- _JOB_
Render every entry verbatim.

- _DATA SHOWN_
*****

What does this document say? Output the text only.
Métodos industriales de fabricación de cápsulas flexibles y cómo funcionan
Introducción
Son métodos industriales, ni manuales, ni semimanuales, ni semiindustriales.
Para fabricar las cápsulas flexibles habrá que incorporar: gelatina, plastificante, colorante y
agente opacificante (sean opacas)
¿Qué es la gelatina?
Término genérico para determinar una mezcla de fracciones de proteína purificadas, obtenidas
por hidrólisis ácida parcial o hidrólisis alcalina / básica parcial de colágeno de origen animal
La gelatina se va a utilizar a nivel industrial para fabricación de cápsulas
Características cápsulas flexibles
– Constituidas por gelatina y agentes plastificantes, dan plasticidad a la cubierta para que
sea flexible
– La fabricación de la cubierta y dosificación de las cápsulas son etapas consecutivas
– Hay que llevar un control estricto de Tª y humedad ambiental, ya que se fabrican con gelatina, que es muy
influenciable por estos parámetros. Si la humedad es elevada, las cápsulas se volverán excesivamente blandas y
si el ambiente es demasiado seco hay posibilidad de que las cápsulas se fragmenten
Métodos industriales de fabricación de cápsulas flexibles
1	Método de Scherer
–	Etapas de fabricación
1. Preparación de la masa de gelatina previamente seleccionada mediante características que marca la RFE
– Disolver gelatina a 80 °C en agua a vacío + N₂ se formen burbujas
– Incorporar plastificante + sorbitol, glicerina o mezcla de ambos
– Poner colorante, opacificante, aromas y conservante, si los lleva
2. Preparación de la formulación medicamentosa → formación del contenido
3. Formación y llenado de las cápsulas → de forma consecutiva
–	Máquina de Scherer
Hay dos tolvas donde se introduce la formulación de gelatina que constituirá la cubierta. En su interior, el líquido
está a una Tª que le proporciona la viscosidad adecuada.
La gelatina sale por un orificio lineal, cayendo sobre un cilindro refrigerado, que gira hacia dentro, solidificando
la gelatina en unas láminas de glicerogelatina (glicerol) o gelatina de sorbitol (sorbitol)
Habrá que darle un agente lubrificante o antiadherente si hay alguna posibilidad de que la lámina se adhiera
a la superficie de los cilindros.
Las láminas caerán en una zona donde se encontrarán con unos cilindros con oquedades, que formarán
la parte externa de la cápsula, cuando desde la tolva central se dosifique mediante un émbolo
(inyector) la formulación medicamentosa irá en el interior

*****

- _ANSWER_
What does this document say? Output the text only.
Métodos industriales de fabricación de cápsulas flexibles y cómo funcionan
Introducción
Son métodos industriales, ni manuales, ni semimanuales, ni semiindustriales.
Para fabricar las cápsulas flexibles habrá que incorporar: gelatina, plastificante, colorante y
agente opacificante (sean opacas)
¿Qué es la gelatina?
Término genérico para determinar una mezcla de fracciones de proteína purificadas, obtenidas
por hidrólisis ácida parcial o hidrólisis alcalina / básica parcial de colágeno de origen animal
La gelatina se va a utilizar a nivel industrial para fabricación de cápsulas
Características cápsulas flexibles
– Constituidas por gelatina y agentes plastificantes, dan plasticidad a la cubierta para que
sea flexible
– La fabricación de la cubierta y dosificación de las cápsulas son etapas consecutivas
– Hay que llevar un control estricto de Tª y humedad ambiental, ya que se fabrican con gelatina, que es muy
influenciable por estos parámetros. Si la humedad es elevada, las cápsulas se volverán excesivamente blandas y
si el ambiente es demasiado seco hay posibilidad de que las cápsulas se fragmenten
Métodos industriales de fabricación de cápsulas flexibles
1	Método de Scherer
–	Etapas de fabricación
1. Preparación de la masa de gelatina previamente seleccionada mediante características que marca la RFE
– Disolver gelatina a 80 °C en agua a vacío + N₂ se formen burbujas
– Incorporar plastificante + sorbitol, glicerina o mezcla de ambos
– Poner colorante, opacificante, aromas y conservante, si los lleva
2. Preparación de la formulación medicamentosa → formación del contenido
3. Formación y llenado de las cápsulas → de forma consecutiva
–	Máquina de Scherer
Hay dos tolvas donde se introduce la formulación de gelatina que constituirá la cubierta. En su interior, el líquido
está a una Tª que le proporciona la viscosidad adecuada.
La gelatina sale por un orificio lineal, cayendo sobre un cilindro refrigerado, que gira hacia dentro, solidificando
la gelatina en unas láminas de glicerogelatina (glicerol) o gelatina de sorbitol (sorbitol)
Habrá que darle un agente lubrificante o antiadherente si hay alguna posibilidad de que la lámina se adhiera
a la superficie de los cilindros.
Las láminas caerán en una zona donde se encontrarán con unos cilindros con oquedades, que formarán
la parte externa de la cápsula, cuando desde la tolva central se dosifique mediante un émbolo
(inyector) la formulación medicamentosa irá en el interior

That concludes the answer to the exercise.